The records »
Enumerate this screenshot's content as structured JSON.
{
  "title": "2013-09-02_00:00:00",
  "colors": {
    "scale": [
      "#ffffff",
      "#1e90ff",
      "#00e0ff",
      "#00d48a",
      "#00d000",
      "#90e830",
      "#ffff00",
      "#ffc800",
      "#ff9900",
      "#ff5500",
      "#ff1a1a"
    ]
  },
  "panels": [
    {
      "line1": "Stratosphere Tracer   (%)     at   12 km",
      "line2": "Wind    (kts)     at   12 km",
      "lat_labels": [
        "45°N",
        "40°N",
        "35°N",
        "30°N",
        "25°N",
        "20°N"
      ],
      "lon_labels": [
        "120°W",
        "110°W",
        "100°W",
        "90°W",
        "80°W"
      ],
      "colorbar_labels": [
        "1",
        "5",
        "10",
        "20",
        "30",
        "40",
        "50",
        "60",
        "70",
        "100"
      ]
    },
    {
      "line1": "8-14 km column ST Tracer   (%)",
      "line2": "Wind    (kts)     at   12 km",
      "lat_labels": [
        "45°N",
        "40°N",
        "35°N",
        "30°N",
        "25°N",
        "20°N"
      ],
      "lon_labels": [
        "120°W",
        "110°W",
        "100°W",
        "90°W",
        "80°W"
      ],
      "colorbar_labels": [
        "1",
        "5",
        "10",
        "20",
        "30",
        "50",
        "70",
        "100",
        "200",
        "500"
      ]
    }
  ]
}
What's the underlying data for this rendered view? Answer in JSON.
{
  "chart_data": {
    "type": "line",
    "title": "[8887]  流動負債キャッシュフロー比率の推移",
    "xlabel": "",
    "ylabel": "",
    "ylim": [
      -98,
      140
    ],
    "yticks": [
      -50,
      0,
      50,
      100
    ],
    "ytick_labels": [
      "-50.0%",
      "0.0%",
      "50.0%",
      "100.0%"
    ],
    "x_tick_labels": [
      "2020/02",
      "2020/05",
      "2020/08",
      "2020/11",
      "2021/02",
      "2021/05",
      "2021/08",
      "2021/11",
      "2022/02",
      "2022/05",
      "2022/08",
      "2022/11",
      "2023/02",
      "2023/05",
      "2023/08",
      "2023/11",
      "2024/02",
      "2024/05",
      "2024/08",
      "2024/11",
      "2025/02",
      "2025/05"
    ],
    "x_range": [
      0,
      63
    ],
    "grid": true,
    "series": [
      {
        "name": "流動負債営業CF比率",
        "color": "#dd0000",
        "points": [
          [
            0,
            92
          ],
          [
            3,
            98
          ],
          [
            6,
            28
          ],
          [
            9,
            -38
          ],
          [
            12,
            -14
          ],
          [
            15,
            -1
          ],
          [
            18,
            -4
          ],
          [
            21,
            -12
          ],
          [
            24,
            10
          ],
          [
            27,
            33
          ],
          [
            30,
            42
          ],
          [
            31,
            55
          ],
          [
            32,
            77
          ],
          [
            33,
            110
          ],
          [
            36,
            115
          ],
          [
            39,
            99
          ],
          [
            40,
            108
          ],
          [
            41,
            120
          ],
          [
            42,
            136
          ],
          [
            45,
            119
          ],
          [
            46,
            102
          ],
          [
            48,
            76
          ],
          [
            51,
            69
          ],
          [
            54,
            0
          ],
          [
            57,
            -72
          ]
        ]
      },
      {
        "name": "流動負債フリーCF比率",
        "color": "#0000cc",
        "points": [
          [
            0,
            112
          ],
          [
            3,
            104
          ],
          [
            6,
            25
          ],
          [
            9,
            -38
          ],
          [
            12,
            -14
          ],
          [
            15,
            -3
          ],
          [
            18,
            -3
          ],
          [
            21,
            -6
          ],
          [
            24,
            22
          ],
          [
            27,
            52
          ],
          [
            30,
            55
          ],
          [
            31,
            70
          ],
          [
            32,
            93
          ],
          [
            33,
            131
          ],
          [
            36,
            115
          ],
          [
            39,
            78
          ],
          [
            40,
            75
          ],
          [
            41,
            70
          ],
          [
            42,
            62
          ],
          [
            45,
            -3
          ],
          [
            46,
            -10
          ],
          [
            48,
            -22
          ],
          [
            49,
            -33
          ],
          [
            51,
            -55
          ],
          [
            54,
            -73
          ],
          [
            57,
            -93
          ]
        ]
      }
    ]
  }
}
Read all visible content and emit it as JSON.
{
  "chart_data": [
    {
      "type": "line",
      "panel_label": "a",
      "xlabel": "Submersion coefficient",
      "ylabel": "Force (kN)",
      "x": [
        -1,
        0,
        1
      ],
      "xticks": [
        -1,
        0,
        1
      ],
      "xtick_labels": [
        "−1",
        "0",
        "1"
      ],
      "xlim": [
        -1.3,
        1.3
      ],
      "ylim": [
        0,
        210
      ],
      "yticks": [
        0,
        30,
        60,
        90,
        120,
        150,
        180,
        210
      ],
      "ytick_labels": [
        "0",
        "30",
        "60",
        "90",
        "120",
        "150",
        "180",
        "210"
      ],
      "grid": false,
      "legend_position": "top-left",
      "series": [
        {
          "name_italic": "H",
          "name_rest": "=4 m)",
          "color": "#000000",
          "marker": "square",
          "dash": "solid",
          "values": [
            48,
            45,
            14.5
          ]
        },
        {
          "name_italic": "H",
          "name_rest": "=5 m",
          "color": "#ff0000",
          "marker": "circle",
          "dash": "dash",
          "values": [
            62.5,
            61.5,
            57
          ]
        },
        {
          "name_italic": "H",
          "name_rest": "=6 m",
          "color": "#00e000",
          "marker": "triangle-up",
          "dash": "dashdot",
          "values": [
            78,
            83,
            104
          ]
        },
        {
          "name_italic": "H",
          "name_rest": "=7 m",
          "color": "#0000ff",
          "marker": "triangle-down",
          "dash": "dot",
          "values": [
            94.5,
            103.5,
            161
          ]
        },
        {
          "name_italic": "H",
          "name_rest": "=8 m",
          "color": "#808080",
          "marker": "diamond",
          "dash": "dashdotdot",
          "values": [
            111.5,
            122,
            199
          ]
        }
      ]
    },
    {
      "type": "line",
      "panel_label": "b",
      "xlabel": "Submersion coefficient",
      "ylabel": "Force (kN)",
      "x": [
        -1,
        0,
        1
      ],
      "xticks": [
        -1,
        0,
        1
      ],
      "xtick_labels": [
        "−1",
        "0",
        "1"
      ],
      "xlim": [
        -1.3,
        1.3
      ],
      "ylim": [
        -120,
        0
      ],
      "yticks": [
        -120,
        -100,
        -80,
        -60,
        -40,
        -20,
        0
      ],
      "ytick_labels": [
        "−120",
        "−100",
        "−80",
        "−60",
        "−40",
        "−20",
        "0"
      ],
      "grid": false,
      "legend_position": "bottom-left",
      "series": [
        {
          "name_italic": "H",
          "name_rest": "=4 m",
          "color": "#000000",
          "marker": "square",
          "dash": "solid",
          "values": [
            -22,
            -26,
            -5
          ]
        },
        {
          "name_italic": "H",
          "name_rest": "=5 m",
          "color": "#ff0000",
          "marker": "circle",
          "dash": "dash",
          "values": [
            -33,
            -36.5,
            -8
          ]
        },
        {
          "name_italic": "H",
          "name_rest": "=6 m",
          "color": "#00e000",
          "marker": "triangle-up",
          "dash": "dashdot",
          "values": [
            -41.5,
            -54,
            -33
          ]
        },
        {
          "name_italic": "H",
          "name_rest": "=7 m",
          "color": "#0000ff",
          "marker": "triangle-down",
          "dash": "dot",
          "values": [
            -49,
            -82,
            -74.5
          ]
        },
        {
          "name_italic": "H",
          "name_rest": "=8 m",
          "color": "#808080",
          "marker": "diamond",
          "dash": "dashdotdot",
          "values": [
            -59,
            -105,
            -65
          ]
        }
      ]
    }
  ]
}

Stated goal »
In the data above, tally the lines holding "Tracer" and answer with the figure only.

Exercise answer »
2